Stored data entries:
---
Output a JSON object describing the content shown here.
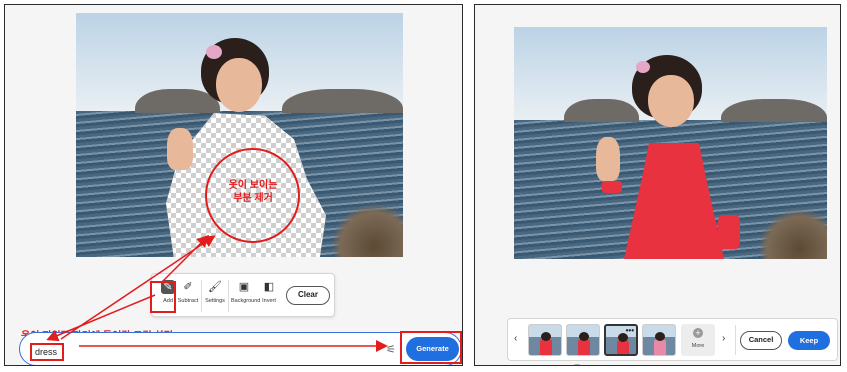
{
  "left_panel": {
    "annotation_removed": "옷이 보이는\n부분 제거",
    "annotation_prompt": "옷이 지워진 자리에 들어갈 그림 설명",
    "toolbar": {
      "add": "Add",
      "subtract": "Subtract",
      "settings": "Settings",
      "background": "Background",
      "invert": "Invert",
      "clear": "Clear"
    },
    "prompt": {
      "value": "dress",
      "generate": "Generate"
    }
  },
  "right_panel": {
    "more": "More",
    "cancel": "Cancel",
    "keep": "Keep",
    "prev_icon": "‹",
    "next_icon": "›"
  },
  "colors": {
    "annotation": "#e11d1d",
    "accent": "#1f6fe0",
    "dress": "#e8323f"
  }
}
---
■ **Given instruction**: Reproduce all of the data exactly; the pictures do not belong in the copy.

■ **Response to this exercise**:
Output a JSON object describing the content shown here.
{
  "left_panel": {
    "annotation_removed": "옷이 보이는\n부분 제거",
    "annotation_prompt": "옷이 지워진 자리에 들어갈 그림 설명",
    "toolbar": {
      "add": "Add",
      "subtract": "Subtract",
      "settings": "Settings",
      "background": "Background",
      "invert": "Invert",
      "clear": "Clear"
    },
    "prompt": {
      "value": "dress",
      "generate": "Generate"
    }
  },
  "right_panel": {
    "more": "More",
    "cancel": "Cancel",
    "keep": "Keep",
    "prev_icon": "‹",
    "next_icon": "›"
  },
  "colors": {
    "annotation": "#e11d1d",
    "accent": "#1f6fe0",
    "dress": "#e8323f"
  }
}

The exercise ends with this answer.